* [Your goal] Report how many lines contain "title". The answer is a single number.

* [Exercise input]
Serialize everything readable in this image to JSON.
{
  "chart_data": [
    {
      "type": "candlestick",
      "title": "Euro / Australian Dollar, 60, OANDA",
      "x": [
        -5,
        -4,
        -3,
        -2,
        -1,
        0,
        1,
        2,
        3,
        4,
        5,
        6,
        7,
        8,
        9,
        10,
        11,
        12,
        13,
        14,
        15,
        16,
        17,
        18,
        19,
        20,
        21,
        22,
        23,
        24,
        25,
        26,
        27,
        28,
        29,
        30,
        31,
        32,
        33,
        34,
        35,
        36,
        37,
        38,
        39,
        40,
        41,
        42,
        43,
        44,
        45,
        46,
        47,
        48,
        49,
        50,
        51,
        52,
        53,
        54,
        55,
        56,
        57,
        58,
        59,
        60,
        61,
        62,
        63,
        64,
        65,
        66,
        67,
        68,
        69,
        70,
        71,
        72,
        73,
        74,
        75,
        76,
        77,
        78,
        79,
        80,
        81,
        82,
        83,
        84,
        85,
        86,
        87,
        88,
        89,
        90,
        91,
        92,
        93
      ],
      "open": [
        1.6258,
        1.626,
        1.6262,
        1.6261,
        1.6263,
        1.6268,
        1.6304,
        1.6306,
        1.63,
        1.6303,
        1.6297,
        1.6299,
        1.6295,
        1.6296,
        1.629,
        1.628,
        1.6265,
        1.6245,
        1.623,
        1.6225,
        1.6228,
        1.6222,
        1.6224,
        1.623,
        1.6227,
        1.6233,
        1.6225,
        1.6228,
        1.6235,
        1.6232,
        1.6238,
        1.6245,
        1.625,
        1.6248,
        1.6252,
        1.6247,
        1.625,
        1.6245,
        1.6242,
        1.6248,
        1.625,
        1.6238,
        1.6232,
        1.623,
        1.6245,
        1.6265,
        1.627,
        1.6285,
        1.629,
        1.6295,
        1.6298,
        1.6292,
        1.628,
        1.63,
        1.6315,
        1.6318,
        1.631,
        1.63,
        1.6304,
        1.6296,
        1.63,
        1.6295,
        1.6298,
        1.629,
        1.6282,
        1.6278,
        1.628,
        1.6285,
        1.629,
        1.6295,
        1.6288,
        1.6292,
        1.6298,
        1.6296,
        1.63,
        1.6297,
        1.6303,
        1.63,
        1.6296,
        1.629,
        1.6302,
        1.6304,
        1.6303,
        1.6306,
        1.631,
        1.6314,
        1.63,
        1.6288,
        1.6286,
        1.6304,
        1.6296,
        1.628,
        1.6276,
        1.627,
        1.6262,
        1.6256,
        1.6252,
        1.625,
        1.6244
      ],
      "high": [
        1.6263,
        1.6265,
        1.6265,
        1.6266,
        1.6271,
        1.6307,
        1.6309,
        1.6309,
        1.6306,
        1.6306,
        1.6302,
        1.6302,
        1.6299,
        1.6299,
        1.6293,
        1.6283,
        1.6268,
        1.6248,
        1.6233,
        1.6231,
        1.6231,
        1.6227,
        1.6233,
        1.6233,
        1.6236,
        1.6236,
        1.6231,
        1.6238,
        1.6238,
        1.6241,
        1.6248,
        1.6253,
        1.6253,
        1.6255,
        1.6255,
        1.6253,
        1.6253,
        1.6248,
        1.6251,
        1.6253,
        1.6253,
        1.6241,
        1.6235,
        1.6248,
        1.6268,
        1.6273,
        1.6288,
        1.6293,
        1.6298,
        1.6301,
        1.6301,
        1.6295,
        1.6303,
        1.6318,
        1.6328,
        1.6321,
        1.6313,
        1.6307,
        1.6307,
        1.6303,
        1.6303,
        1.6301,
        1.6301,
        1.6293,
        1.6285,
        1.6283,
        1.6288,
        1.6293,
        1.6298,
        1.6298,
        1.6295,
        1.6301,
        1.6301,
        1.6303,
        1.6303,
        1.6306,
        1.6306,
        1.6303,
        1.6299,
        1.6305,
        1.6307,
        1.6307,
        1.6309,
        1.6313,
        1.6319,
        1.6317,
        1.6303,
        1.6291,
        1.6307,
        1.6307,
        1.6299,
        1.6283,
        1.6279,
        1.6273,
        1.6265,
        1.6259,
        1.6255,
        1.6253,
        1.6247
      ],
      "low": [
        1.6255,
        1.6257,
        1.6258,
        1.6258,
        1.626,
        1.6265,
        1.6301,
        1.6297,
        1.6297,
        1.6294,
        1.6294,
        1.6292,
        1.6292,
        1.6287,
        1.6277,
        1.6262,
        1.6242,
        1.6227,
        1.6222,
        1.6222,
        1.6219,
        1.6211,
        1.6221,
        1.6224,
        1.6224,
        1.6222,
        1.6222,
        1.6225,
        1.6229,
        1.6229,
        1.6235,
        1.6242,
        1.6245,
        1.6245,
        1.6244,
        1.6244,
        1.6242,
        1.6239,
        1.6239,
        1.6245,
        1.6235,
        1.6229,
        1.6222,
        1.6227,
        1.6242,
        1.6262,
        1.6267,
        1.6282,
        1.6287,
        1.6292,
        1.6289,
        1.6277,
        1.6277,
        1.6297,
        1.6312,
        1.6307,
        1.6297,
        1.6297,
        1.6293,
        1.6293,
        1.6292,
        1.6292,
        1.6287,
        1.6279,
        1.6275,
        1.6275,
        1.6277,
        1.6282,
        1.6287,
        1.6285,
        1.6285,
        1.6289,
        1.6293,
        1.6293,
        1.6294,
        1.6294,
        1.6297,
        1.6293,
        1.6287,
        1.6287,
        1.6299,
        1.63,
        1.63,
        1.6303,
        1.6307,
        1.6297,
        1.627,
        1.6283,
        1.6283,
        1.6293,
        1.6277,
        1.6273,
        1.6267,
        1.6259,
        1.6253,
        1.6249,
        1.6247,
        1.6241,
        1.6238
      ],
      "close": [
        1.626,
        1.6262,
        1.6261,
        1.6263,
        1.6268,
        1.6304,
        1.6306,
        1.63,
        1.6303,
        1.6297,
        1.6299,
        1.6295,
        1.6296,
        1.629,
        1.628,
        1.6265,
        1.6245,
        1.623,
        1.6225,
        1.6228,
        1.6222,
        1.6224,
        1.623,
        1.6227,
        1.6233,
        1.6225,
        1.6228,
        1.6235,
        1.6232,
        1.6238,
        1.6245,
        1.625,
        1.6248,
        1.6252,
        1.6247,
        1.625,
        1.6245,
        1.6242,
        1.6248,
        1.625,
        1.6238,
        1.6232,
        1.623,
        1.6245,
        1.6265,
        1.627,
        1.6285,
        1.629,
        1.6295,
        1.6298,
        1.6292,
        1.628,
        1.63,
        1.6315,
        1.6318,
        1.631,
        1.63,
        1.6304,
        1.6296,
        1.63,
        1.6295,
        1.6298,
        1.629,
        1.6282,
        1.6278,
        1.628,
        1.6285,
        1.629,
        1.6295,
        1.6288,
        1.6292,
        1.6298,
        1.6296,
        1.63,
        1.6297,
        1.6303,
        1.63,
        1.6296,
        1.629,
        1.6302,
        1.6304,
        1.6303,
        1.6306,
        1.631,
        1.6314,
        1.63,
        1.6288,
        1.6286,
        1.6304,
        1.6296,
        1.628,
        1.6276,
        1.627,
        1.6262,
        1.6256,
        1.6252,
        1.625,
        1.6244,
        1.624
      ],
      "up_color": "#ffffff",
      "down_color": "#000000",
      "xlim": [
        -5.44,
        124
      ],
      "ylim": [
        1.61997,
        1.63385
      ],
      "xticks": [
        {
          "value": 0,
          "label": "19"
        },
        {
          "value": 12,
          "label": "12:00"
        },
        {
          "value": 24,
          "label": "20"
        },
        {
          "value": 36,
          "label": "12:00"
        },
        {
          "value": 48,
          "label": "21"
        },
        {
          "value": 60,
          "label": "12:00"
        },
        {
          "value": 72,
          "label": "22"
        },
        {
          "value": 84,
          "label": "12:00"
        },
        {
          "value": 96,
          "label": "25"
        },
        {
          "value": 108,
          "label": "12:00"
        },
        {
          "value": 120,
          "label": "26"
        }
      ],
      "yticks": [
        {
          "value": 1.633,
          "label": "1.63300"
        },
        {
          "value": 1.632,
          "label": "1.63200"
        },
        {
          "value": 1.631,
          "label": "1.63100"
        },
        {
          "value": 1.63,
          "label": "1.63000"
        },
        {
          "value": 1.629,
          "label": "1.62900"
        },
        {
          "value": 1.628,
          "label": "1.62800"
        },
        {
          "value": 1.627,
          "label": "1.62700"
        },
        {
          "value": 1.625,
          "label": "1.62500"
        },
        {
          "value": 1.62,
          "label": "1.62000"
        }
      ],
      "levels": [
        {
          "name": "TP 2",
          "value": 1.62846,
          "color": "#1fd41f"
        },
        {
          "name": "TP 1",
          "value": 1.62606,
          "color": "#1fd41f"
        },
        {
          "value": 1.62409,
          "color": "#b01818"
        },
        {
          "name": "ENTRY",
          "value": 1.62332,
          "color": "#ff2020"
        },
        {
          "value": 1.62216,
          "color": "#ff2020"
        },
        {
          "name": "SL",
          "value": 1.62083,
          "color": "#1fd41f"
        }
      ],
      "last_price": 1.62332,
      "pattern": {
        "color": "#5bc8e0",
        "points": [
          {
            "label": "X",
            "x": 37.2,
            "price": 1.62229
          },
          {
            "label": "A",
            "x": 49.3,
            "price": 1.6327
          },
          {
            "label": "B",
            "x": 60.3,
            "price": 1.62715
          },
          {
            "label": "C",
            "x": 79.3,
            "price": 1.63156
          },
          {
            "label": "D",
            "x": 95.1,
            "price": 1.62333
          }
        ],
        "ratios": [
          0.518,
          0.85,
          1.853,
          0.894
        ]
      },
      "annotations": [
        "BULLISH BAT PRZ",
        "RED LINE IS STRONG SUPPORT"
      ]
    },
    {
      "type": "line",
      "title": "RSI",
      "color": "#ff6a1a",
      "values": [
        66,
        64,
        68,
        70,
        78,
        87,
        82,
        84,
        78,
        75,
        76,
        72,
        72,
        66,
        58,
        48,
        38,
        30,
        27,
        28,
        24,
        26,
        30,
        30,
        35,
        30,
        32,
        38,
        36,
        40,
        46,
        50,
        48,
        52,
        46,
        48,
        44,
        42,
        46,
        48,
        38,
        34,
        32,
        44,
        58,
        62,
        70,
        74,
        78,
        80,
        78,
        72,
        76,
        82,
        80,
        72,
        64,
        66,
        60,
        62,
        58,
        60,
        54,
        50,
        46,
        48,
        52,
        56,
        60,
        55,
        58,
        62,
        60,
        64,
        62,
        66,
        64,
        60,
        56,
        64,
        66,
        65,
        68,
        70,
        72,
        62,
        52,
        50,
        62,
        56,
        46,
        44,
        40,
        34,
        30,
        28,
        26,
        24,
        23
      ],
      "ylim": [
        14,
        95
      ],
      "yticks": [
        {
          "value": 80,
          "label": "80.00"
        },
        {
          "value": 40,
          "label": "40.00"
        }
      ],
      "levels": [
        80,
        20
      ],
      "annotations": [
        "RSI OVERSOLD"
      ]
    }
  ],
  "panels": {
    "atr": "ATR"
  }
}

* [Task output] 2